> Aim of the exercise
In the passage about Powers, write out the section starting at "Powers, a United" and ending at "about such matters.", switching "sniper" to "rifleman".

> Provided text
╭──
Powers, a United States Army paratrooper and sharpshooter, belonged to Easy Company, part of the legendary 101st Airborne Division. He recalled a bitterly cold day in the Ardennes when he was able to draw down on a German sniper, sighting his target by the misty cloud of the man's breath. He killed him with one shot.
"Right there," he said, touching his forehead. "Between the eyes."
But Powers, of Dickenson County, who died Wednesday of natural causes at age 86, was also reflective about such matters.
In the second-to-last episode of "Band of Brothers," an HBO miniseries that documented Easy Company's wartime exploits, Powers spoke on camera about the soldiers he fought and also hinted at the intrinsic tragedy of combat.
"We might have had a lot in common. He might've liked to fish, you know, he might've liked to hunt," Powers said. "Of course, they were doing what they were supposed to do, and I was doing what I was supposed to do.
"But under different circumstances, we might have been good friends."
╰──
Dataset excerpt:
╭──
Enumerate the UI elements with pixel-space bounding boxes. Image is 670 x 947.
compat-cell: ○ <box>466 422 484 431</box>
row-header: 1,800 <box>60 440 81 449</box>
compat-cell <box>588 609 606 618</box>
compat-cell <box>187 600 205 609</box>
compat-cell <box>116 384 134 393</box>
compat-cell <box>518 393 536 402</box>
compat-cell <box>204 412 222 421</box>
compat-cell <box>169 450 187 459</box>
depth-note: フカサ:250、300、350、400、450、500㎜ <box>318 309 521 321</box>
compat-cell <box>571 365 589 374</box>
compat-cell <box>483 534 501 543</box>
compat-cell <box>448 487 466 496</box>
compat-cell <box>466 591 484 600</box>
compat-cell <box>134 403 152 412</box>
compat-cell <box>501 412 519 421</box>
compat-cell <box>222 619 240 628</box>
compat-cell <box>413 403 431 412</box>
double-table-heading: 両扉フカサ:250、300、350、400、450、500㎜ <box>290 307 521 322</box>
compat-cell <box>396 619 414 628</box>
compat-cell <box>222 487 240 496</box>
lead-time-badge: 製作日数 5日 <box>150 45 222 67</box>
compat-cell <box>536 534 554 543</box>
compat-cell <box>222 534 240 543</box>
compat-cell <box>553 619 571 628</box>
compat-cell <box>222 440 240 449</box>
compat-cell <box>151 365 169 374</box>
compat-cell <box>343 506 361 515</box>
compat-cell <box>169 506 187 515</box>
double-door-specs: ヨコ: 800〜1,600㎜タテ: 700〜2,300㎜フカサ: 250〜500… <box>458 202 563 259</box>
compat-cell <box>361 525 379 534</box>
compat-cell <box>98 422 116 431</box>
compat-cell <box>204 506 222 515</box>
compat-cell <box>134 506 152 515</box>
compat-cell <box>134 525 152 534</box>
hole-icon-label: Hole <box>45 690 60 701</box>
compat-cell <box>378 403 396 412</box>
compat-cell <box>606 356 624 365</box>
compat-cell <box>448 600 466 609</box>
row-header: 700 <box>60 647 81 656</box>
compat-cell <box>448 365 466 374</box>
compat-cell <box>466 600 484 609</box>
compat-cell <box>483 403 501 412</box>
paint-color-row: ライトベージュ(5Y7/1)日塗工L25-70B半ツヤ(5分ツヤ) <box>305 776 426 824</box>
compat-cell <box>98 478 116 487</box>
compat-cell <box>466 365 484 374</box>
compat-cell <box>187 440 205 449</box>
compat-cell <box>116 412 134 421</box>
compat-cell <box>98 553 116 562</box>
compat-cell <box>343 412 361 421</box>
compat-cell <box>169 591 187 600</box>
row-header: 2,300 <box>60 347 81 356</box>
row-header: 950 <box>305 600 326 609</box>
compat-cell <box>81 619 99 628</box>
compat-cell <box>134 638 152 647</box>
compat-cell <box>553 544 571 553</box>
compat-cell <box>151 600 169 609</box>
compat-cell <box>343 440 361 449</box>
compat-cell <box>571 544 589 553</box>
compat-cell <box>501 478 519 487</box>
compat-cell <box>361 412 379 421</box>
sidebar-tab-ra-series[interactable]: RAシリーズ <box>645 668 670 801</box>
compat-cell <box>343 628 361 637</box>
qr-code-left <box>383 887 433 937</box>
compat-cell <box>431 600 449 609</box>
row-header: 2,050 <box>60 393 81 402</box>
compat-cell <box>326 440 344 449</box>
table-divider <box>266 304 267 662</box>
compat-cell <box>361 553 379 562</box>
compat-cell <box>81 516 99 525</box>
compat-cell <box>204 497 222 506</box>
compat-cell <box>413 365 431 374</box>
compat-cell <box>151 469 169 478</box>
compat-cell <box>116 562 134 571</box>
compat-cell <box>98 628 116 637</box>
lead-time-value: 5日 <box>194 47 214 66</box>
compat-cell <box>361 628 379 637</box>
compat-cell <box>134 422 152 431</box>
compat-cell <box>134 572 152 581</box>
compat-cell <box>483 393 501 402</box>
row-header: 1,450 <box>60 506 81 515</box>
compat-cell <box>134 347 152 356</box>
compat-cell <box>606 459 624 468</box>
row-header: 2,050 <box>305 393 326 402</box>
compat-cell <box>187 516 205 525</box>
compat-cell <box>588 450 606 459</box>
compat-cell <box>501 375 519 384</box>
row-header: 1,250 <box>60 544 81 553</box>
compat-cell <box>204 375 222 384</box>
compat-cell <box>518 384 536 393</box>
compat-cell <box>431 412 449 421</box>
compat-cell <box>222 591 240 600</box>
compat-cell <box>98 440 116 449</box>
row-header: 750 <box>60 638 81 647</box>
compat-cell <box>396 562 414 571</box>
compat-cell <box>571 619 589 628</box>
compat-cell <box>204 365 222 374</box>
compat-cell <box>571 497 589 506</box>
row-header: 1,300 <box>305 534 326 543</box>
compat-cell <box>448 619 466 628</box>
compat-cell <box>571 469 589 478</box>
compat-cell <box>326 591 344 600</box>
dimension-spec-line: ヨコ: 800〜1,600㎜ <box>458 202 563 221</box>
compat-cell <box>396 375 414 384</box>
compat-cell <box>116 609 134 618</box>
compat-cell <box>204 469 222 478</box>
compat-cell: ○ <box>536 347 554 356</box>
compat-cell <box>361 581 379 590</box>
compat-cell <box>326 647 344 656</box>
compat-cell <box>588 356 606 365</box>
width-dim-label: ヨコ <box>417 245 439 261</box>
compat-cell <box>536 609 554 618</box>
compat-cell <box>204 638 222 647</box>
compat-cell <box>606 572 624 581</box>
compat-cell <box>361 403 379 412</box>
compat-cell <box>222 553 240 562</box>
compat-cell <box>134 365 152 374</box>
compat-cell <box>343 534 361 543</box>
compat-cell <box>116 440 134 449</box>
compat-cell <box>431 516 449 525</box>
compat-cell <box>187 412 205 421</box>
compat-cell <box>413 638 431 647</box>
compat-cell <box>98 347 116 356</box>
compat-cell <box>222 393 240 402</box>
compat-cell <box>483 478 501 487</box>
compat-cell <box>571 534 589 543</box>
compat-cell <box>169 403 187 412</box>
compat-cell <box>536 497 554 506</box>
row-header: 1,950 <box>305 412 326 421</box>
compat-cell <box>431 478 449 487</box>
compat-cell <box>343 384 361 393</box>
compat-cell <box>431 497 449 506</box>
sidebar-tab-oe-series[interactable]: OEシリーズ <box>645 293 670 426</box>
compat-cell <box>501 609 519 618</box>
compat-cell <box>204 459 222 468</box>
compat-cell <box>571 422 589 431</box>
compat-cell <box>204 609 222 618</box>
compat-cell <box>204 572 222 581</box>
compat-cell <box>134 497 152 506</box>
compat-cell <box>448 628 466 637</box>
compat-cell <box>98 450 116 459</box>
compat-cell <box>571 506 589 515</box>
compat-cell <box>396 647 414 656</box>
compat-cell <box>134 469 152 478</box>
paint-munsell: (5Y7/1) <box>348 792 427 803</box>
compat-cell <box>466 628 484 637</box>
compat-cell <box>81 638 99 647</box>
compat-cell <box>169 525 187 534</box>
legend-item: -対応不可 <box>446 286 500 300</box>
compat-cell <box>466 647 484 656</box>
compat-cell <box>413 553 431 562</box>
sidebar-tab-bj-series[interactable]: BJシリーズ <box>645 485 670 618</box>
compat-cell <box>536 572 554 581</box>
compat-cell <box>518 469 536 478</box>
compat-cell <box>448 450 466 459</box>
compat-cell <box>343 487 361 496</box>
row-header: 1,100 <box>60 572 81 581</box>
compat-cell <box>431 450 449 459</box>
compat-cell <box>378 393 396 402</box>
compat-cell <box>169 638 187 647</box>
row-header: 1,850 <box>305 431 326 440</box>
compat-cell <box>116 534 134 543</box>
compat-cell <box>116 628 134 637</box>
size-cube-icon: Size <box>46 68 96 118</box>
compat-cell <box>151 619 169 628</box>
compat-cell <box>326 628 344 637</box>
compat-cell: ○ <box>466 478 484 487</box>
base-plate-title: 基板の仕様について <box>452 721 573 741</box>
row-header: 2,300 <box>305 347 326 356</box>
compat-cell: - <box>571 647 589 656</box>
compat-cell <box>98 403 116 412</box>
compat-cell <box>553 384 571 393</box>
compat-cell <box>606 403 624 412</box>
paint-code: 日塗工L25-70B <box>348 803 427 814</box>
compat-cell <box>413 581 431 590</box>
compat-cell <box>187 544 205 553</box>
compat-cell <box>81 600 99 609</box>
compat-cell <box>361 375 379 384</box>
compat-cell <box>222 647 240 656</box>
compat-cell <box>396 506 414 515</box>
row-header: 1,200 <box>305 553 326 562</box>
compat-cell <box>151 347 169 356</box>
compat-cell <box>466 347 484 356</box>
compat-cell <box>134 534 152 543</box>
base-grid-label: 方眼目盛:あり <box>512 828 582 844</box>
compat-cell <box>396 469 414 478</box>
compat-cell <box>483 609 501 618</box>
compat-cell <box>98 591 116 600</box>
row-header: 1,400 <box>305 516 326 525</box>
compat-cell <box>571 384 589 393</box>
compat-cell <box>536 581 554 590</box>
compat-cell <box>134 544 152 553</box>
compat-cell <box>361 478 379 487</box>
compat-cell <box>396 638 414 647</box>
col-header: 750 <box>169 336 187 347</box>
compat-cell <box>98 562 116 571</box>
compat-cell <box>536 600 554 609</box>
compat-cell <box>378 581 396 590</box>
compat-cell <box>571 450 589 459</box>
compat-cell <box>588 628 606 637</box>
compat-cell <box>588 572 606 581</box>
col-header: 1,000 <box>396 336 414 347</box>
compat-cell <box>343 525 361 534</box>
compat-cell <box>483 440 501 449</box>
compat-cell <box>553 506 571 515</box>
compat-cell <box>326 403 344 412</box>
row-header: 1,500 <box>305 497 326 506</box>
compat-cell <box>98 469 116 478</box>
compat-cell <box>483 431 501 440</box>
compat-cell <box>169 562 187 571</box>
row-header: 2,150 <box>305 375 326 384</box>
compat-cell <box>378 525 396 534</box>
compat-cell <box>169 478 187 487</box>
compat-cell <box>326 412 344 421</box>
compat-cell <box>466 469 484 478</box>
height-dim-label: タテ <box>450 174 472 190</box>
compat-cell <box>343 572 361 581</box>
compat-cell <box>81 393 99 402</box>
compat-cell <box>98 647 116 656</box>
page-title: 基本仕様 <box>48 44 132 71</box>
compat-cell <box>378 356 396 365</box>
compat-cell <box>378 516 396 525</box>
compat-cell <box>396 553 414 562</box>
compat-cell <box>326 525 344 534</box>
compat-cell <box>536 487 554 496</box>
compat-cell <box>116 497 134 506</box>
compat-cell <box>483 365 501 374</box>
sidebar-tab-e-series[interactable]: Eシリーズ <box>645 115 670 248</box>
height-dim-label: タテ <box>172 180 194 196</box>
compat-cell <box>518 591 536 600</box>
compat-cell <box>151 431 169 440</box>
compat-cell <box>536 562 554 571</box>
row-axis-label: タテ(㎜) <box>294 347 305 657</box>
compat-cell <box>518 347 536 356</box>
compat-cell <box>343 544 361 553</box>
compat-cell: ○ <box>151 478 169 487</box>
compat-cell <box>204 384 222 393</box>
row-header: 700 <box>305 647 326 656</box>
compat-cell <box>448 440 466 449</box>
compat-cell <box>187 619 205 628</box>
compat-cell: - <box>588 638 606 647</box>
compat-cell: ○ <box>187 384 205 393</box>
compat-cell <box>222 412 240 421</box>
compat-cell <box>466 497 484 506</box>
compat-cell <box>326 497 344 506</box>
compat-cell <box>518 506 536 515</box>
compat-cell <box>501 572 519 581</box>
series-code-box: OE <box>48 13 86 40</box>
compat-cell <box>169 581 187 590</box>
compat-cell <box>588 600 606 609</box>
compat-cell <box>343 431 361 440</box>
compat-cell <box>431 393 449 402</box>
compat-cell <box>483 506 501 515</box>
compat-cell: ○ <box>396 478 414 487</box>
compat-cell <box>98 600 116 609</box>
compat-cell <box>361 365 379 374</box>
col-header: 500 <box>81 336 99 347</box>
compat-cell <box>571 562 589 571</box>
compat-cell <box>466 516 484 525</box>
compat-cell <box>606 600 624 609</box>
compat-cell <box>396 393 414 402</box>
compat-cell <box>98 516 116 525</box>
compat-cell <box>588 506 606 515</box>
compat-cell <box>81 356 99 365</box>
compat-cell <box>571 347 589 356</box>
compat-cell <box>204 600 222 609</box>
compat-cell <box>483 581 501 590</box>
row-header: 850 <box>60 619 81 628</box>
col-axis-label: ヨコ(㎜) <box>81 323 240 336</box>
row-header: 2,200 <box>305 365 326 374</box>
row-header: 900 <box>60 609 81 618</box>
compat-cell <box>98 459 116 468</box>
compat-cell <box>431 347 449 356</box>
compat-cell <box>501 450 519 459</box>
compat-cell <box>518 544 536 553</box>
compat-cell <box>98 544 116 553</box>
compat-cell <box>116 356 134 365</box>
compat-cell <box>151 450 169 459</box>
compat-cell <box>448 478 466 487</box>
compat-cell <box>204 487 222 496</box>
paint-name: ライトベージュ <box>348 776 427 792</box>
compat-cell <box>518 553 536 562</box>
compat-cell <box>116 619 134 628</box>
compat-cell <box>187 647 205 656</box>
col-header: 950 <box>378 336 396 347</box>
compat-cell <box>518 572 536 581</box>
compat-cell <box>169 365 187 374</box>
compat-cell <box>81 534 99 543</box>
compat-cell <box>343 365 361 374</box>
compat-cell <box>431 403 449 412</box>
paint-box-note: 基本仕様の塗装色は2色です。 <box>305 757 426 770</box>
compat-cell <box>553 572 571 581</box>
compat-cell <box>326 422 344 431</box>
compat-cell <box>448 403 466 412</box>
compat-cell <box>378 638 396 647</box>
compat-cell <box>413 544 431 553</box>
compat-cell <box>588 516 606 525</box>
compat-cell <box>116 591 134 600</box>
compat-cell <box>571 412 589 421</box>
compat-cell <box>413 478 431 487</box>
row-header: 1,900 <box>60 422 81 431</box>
╰──
> Response
Powers, a United States Army paratrooper and sharpshooter, belonged to Easy Company, part of the legendary 101st Airborne Division. He recalled a bitterly cold day in the Ardennes when he was able to draw down on a German rifleman, sighting his target by the misty cloud of the man's breath. He killed him with one shot.
"Right there," he said, touching his forehead. "Between the eyes."
But Powers, of Dickenson County, who died Wednesday of natural causes at age 86, was also reflective about such matters.